YOUR GOAL =>
Go through the entries below and pick out every line with "this".

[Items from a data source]
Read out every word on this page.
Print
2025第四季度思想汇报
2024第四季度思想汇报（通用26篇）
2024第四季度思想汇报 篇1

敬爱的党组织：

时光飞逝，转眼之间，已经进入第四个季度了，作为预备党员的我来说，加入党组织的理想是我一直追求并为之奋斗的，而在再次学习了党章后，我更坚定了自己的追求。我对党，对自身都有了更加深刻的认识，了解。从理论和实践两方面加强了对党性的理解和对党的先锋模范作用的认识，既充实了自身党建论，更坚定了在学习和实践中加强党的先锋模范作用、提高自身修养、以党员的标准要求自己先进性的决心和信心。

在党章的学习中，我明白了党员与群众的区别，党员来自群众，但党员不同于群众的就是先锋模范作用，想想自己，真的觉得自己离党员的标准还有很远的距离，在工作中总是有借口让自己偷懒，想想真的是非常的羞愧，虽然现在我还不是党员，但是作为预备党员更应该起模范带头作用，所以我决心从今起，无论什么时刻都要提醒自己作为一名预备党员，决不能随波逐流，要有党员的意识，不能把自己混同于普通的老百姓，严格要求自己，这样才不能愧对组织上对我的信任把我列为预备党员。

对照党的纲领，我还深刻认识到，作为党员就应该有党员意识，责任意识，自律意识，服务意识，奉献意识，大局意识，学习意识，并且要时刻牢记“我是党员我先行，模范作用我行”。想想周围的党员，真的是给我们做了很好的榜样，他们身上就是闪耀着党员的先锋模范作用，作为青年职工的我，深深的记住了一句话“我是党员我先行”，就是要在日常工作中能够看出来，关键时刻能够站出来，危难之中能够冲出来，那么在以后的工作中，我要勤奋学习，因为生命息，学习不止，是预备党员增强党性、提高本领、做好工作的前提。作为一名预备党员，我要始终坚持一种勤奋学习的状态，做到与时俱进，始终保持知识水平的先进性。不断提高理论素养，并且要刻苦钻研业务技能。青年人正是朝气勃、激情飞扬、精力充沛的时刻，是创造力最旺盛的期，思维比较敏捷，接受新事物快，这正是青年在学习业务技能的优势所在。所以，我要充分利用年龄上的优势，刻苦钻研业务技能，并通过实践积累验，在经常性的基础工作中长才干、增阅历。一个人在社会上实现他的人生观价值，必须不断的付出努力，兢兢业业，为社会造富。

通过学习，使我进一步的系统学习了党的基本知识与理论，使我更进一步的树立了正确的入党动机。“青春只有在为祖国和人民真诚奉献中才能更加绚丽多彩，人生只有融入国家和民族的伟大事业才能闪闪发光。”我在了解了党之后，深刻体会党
==
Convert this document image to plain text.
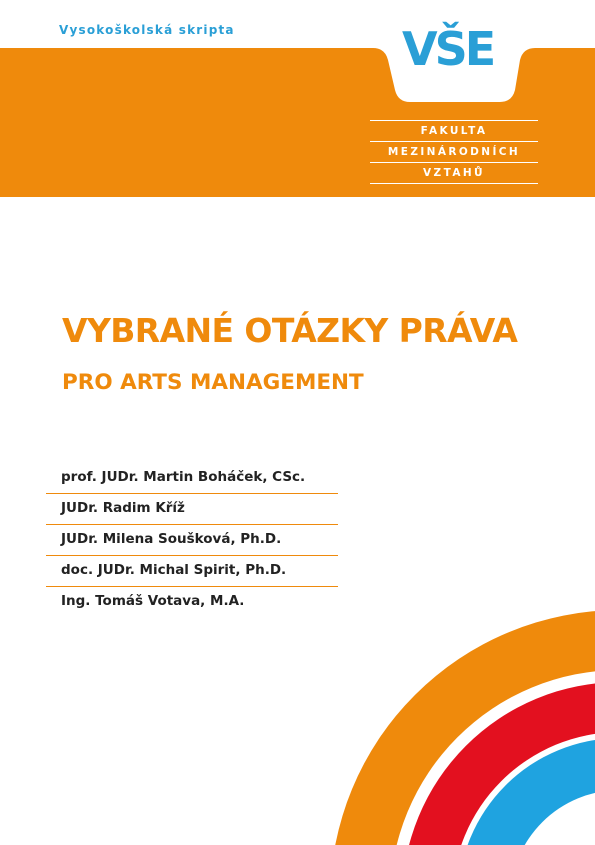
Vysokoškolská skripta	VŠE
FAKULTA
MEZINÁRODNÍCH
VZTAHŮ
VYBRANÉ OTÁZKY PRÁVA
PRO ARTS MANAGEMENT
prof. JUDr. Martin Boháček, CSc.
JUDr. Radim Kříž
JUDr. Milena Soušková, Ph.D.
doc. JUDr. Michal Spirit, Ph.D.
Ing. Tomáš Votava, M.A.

THE RESULT =>
Read out every word on this page.
Convert this document image to plain text.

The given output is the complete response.